Goal: Lift every line from the entries that includes the word "students".
-- begin --
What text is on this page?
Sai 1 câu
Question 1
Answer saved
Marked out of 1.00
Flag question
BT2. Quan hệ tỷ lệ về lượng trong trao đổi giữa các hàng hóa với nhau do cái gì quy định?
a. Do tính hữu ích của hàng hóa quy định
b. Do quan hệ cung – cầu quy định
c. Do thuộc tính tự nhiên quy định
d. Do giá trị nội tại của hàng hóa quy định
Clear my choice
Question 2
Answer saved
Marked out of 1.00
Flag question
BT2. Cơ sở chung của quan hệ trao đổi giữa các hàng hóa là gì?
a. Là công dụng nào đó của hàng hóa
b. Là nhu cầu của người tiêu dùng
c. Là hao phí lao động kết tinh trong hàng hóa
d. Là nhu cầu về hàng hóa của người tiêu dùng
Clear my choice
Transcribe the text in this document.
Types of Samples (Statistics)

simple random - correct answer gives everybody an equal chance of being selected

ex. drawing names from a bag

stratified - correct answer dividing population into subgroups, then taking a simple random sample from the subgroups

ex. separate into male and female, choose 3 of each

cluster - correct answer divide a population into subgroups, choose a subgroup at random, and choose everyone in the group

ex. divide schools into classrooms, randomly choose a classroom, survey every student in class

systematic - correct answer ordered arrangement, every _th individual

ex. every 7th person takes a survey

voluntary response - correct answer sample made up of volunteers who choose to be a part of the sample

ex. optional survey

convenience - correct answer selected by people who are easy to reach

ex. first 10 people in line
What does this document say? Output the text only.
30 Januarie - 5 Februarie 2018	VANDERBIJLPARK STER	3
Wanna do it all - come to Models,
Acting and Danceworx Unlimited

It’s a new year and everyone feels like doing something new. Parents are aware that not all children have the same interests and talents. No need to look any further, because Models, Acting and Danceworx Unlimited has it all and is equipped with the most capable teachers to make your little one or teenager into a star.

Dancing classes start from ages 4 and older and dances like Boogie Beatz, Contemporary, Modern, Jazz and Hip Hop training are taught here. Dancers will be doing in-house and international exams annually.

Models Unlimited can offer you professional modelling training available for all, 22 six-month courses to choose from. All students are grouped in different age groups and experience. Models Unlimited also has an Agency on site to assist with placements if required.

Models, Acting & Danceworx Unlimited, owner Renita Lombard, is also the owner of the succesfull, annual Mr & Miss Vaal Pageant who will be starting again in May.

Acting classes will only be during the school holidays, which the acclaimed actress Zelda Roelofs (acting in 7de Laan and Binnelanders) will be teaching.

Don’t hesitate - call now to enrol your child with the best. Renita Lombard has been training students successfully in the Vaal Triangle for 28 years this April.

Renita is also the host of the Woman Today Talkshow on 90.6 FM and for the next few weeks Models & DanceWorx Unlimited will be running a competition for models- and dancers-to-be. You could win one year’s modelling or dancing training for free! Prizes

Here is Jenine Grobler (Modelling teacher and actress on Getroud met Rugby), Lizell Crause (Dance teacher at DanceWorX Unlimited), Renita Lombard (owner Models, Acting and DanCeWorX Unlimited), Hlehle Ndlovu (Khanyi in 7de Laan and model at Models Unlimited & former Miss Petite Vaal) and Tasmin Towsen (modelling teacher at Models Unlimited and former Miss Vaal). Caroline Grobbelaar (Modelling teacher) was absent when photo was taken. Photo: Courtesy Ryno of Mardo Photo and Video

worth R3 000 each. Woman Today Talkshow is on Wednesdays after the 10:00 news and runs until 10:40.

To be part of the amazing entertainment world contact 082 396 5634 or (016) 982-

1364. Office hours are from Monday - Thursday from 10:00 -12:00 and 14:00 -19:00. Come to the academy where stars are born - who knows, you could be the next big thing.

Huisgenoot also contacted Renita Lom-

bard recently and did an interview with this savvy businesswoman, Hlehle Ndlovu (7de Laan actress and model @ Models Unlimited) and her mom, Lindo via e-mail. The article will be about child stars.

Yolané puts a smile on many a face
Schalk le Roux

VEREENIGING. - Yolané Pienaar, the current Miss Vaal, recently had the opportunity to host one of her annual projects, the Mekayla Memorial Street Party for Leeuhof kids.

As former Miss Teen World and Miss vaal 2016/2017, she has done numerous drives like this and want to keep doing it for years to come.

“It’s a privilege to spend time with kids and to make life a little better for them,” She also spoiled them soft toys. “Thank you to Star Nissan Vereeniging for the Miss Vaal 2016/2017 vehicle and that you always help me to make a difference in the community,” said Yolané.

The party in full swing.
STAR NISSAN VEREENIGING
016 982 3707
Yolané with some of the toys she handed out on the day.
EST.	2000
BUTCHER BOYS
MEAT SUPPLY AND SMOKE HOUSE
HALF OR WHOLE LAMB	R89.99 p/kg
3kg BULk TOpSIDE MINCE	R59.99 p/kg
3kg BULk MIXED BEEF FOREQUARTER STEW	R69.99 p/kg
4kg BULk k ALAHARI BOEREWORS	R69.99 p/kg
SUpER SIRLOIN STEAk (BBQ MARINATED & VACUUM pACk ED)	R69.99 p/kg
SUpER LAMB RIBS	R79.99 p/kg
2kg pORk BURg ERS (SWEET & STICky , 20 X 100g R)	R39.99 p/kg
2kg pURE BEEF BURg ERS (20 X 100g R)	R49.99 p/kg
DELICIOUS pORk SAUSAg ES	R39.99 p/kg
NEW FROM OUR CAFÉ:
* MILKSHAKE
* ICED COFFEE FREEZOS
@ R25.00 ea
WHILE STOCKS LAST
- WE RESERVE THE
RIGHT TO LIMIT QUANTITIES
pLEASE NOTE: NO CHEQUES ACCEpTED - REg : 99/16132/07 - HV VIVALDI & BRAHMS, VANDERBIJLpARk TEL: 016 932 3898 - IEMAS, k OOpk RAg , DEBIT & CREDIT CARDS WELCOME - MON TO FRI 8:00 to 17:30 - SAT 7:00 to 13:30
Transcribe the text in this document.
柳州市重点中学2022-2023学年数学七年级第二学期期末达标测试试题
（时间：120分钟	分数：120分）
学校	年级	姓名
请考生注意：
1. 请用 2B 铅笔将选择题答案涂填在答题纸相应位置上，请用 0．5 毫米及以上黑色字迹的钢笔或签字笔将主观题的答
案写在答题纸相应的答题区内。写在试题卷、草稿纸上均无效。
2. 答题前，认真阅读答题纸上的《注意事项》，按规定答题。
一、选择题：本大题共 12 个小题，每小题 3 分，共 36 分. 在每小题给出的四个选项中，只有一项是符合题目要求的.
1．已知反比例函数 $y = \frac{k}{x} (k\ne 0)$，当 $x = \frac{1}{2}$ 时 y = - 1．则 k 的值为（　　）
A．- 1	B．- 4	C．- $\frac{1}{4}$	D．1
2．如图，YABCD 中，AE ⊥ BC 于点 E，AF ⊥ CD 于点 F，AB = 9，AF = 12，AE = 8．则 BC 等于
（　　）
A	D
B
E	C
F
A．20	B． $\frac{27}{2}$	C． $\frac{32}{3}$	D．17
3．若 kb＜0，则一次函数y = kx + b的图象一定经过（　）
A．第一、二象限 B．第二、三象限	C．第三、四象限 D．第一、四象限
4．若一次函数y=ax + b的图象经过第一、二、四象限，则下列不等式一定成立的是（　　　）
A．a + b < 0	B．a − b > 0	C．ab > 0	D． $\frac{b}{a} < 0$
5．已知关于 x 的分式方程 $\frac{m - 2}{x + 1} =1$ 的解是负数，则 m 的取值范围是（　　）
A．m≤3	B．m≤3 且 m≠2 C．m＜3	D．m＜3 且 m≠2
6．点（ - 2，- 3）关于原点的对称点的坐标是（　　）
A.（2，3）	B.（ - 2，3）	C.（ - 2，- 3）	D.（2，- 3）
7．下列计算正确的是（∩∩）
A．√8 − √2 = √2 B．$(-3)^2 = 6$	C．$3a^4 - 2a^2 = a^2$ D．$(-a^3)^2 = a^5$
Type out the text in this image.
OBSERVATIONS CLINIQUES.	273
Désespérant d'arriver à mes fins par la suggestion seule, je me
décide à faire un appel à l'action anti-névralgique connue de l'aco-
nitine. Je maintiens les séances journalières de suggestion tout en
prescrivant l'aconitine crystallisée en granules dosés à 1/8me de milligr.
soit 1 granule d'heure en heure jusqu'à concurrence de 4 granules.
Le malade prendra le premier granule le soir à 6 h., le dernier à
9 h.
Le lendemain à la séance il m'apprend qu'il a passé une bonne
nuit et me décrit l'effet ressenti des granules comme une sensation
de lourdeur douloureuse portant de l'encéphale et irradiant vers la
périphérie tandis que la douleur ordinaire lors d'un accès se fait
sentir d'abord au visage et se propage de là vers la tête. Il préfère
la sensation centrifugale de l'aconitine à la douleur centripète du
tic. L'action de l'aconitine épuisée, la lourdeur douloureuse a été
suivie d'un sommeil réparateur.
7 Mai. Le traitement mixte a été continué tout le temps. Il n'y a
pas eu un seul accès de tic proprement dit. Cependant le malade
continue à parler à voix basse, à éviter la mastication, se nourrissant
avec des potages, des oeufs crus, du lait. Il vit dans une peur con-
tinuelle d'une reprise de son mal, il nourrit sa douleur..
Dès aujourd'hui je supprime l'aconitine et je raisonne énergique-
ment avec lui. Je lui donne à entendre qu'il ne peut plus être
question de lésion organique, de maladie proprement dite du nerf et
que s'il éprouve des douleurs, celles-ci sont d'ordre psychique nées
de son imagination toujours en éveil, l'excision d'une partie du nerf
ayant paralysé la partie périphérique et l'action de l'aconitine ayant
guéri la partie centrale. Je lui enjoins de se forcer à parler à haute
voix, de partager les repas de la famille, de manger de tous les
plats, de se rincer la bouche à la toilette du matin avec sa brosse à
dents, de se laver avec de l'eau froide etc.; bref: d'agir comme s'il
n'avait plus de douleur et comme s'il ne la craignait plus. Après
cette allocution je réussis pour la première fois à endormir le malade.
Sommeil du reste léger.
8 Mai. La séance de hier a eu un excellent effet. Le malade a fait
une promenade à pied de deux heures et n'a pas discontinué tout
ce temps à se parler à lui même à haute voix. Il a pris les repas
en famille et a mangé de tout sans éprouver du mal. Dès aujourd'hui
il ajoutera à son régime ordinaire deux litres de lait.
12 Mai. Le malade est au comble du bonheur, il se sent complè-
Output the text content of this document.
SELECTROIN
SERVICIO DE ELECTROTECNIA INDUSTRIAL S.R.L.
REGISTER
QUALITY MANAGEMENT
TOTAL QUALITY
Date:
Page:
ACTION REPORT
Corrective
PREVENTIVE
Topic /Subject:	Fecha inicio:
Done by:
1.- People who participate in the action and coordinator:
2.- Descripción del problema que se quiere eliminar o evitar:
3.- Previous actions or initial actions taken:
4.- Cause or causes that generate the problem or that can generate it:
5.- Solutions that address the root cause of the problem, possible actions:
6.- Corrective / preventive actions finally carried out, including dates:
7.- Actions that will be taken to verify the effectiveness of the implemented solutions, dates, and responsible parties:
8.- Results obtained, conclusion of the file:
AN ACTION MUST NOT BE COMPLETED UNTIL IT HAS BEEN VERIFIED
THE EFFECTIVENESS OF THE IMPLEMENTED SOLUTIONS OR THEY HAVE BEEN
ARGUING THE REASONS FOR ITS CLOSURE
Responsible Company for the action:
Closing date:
-- end --
Expected answer:
Models Unlimited can offer you professional modelling training available for all, 22 six-month courses to choose from. All students are grouped in different age groups and experience. Models Unlimited also has an Agency on site to assist with placements if required.
Don’t hesitate - call now to enrol your child with the best. Renita Lombard has been training students successfully in the Vaal Triangle for 28 years this April.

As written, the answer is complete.